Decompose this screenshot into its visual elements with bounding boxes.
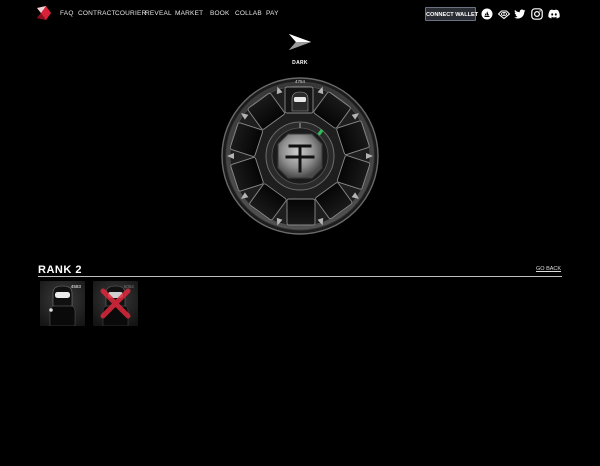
connect-wallet-button[interactable]: CONNECT WALLET (425, 7, 478, 21)
top-nav: FAQ CONTRACT COURIER REVEAL MARKET BOOK … (0, 0, 600, 28)
discord-icon[interactable] (548, 8, 560, 20)
card-token-id: 4583 (70, 284, 81, 289)
rank-card-5052[interactable]: 5052 (93, 281, 138, 326)
card-token-id: 5052 (123, 284, 134, 289)
wheel-slot-6 (286, 198, 316, 226)
looksrare-icon[interactable] (498, 8, 510, 20)
logo-icon[interactable] (36, 5, 52, 21)
nav-book[interactable]: BOOK (210, 10, 230, 17)
nav-faq[interactable]: FAQ (60, 10, 74, 17)
rank-card-4583[interactable]: 4583 (40, 281, 85, 326)
nav-contract[interactable]: CONTRACT (78, 10, 116, 17)
nav-market[interactable]: MARKET (175, 10, 203, 17)
rank-title: RANK 2 (38, 264, 82, 276)
selector-label: DARK (292, 60, 308, 66)
instagram-icon[interactable] (531, 8, 543, 20)
nav-reveal[interactable]: REVEAL (145, 10, 172, 17)
dark-emblem-icon[interactable] (287, 32, 313, 52)
nav-courier[interactable]: COURIER (115, 10, 146, 17)
slot-wheel (221, 77, 379, 235)
nav-pay[interactable]: PAY (266, 10, 279, 17)
nav-collab[interactable]: COLLAB (235, 10, 262, 17)
page: FAQ CONTRACT COURIER REVEAL MARKET BOOK … (0, 0, 600, 466)
wheel-item-helmet (291, 91, 309, 112)
rank-divider (38, 276, 562, 277)
twitter-icon[interactable] (514, 8, 526, 20)
go-back-link[interactable]: GO BACK (536, 266, 561, 272)
wheel-token-id: 4754 (294, 79, 305, 84)
opensea-icon[interactable] (481, 8, 493, 20)
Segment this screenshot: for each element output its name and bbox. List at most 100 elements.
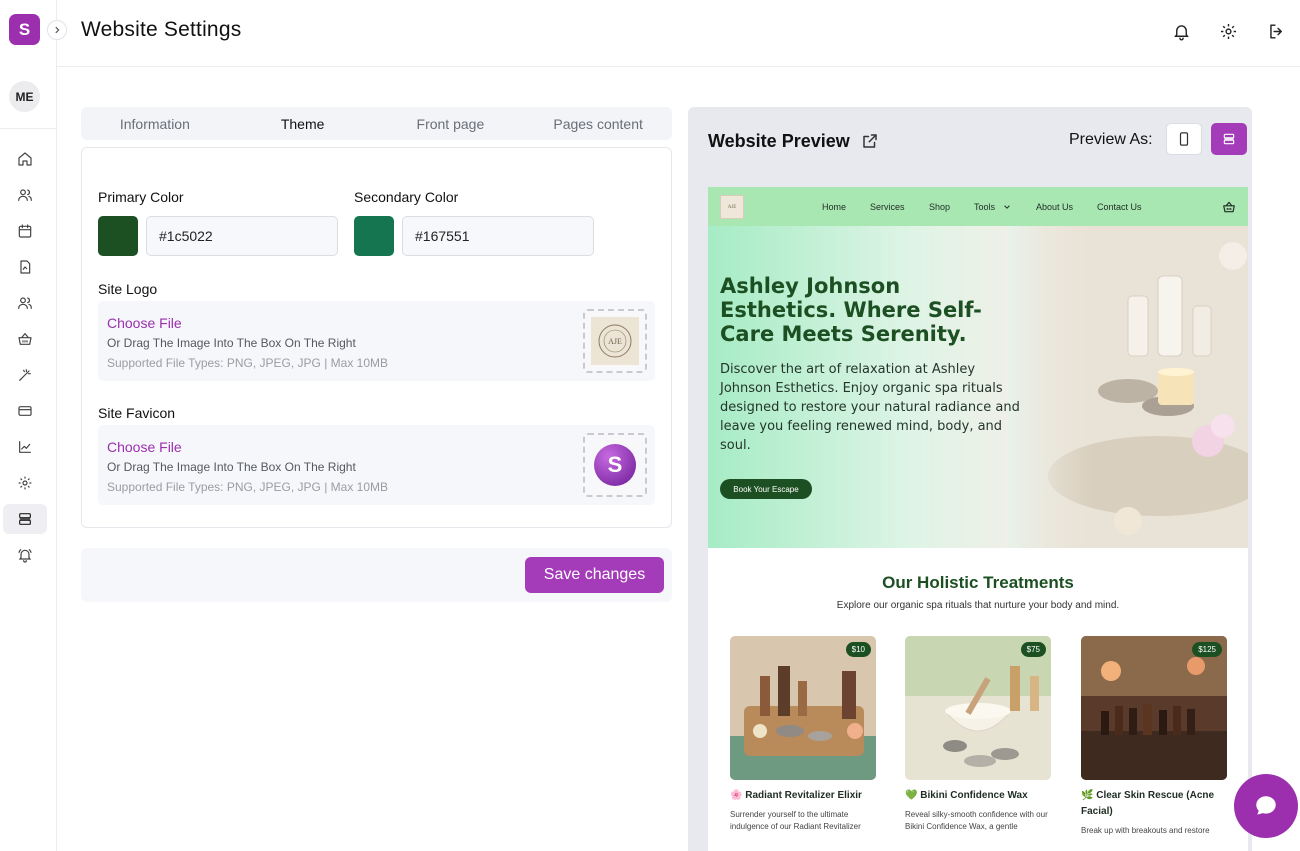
____________________
WHAT YOU ARE ASKED TO DO | Please echo the lines starting at the one that contains "connect-wallet-button[interactable]: CONNECT WALLET" and ending after the one that contains "rank-title: RANK 2 (38, 264, 82, 276)".

EXERCISE OUTPUT |
connect-wallet-button[interactable]: CONNECT WALLET (425, 7, 478, 21)
top-nav: FAQ CONTRACT COURIER REVEAL MARKET BOOK … (0, 0, 600, 28)
discord-icon[interactable] (548, 8, 560, 20)
card-token-id: 4583 (70, 284, 81, 289)
rank-card-5052[interactable]: 5052 (93, 281, 138, 326)
card-token-id: 5052 (123, 284, 134, 289)
wheel-slot-6 (286, 198, 316, 226)
looksrare-icon[interactable] (498, 8, 510, 20)
logo-icon[interactable] (36, 5, 52, 21)
nav-book[interactable]: BOOK (210, 10, 230, 17)
nav-faq[interactable]: FAQ (60, 10, 74, 17)
rank-card-4583[interactable]: 4583 (40, 281, 85, 326)
nav-contract[interactable]: CONTRACT (78, 10, 116, 17)
nav-market[interactable]: MARKET (175, 10, 203, 17)
rank-title: RANK 2 (38, 264, 82, 276)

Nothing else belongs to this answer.